=== Do this ===
Print the records again, character for character.

=== Extracted information ===

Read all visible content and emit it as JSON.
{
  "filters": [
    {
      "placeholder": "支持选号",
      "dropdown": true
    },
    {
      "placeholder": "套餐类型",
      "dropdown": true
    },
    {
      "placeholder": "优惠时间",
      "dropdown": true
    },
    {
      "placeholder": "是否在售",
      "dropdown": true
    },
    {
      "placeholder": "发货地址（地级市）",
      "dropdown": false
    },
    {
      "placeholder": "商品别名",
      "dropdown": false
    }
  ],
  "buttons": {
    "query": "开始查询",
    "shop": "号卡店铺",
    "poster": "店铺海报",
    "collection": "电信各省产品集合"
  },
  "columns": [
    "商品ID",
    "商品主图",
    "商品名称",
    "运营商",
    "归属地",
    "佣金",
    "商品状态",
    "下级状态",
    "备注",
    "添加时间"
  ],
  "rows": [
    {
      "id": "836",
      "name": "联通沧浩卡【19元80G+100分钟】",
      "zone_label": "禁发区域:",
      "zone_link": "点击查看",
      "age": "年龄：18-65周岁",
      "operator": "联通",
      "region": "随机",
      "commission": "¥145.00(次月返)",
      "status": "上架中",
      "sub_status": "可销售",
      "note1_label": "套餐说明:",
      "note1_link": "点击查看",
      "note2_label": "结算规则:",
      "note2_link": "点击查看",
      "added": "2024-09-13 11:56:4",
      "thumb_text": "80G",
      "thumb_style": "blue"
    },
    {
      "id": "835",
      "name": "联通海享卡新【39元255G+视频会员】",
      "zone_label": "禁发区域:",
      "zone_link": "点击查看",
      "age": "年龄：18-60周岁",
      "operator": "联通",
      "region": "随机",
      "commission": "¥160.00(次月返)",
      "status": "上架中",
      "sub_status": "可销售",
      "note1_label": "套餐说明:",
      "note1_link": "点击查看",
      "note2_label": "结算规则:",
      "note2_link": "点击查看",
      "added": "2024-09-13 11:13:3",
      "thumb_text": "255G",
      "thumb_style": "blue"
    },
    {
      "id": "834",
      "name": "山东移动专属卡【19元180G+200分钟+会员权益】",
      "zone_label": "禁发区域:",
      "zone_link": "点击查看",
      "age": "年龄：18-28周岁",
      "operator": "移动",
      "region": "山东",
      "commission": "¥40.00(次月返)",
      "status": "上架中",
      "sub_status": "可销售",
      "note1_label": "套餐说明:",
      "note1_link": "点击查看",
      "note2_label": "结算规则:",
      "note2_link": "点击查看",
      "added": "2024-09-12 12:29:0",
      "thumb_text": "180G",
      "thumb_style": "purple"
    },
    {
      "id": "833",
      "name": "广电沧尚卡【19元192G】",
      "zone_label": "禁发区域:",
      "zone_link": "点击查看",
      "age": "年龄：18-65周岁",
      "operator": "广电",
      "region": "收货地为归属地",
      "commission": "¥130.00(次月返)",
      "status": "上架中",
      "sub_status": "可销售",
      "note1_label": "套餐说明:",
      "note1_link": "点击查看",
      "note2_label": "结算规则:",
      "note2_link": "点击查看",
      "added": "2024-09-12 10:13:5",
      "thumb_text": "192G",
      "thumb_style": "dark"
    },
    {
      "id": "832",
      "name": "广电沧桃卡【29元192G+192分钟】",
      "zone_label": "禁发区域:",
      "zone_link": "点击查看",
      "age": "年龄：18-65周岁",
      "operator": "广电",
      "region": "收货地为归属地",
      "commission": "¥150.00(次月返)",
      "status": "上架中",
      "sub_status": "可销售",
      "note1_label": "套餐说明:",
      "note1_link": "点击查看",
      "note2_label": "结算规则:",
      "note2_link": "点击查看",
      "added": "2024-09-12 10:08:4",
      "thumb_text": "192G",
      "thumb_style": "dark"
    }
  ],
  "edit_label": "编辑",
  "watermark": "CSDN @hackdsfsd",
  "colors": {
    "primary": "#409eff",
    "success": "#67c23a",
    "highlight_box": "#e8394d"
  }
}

=== Result of this task ===
Read all visible content and emit it as JSON.
{
  "filters": [
    {
      "placeholder": "支持选号",
      "dropdown": true
    },
    {
      "placeholder": "套餐类型",
      "dropdown": true
    },
    {
      "placeholder": "优惠时间",
      "dropdown": true
    },
    {
      "placeholder": "是否在售",
      "dropdown": true
    },
    {
      "placeholder": "发货地址（地级市）",
      "dropdown": false
    },
    {
      "placeholder": "商品别名",
      "dropdown": false
    }
  ],
  "buttons": {
    "query": "开始查询",
    "shop": "号卡店铺",
    "poster": "店铺海报",
    "collection": "电信各省产品集合"
  },
  "columns": [
    "商品ID",
    "商品主图",
    "商品名称",
    "运营商",
    "归属地",
    "佣金",
    "商品状态",
    "下级状态",
    "备注",
    "添加时间"
  ],
  "rows": [
    {
      "id": "836",
      "name": "联通沧浩卡【19元80G+100分钟】",
      "zone_label": "禁发区域:",
      "zone_link": "点击查看",
      "age": "年龄：18-65周岁",
      "operator": "联通",
      "region": "随机",
      "commission": "¥145.00(次月返)",
      "status": "上架中",
      "sub_status": "可销售",
      "note1_label": "套餐说明:",
      "note1_link": "点击查看",
      "note2_label": "结算规则:",
      "note2_link": "点击查看",
      "added": "2024-09-13 11:56:4",
      "thumb_text": "80G",
      "thumb_style": "blue"
    },
    {
      "id": "835",
      "name": "联通海享卡新【39元255G+视频会员】",
      "zone_label": "禁发区域:",
      "zone_link": "点击查看",
      "age": "年龄：18-60周岁",
      "operator": "联通",
      "region": "随机",
      "commission": "¥160.00(次月返)",
      "status": "上架中",
      "sub_status": "可销售",
      "note1_label": "套餐说明:",
      "note1_link": "点击查看",
      "note2_label": "结算规则:",
      "note2_link": "点击查看",
      "added": "2024-09-13 11:13:3",
      "thumb_text": "255G",
      "thumb_style": "blue"
    },
    {
      "id": "834",
      "name": "山东移动专属卡【19元180G+200分钟+会员权益】",
      "zone_label": "禁发区域:",
      "zone_link": "点击查看",
      "age": "年龄：18-28周岁",
      "operator": "移动",
      "region": "山东",
      "commission": "¥40.00(次月返)",
      "status": "上架中",
      "sub_status": "可销售",
      "note1_label": "套餐说明:",
      "note1_link": "点击查看",
      "note2_label": "结算规则:",
      "note2_link": "点击查看",
      "added": "2024-09-12 12:29:0",
      "thumb_text": "180G",
      "thumb_style": "purple"
    },
    {
      "id": "833",
      "name": "广电沧尚卡【19元192G】",
      "zone_label": "禁发区域:",
      "zone_link": "点击查看",
      "age": "年龄：18-65周岁",
      "operator": "广电",
      "region": "收货地为归属地",
      "commission": "¥130.00(次月返)",
      "status": "上架中",
      "sub_status": "可销售",
      "note1_label": "套餐说明:",
      "note1_link": "点击查看",
      "note2_label": "结算规则:",
      "note2_link": "点击查看",
      "added": "2024-09-12 10:13:5",
      "thumb_text": "192G",
      "thumb_style": "dark"
    },
    {
      "id": "832",
      "name": "广电沧桃卡【29元192G+192分钟】",
      "zone_label": "禁发区域:",
      "zone_link": "点击查看",
      "age": "年龄：18-65周岁",
      "operator": "广电",
      "region": "收货地为归属地",
      "commission": "¥150.00(次月返)",
      "status": "上架中",
      "sub_status": "可销售",
      "note1_label": "套餐说明:",
      "note1_link": "点击查看",
      "note2_label": "结算规则:",
      "note2_link": "点击查看",
      "added": "2024-09-12 10:08:4",
      "thumb_text": "192G",
      "thumb_style": "dark"
    }
  ],
  "edit_label": "编辑",
  "watermark": "CSDN @hackdsfsd",
  "colors": {
    "primary": "#409eff",
    "success": "#67c23a",
    "highlight_box": "#e8394d"
  }
}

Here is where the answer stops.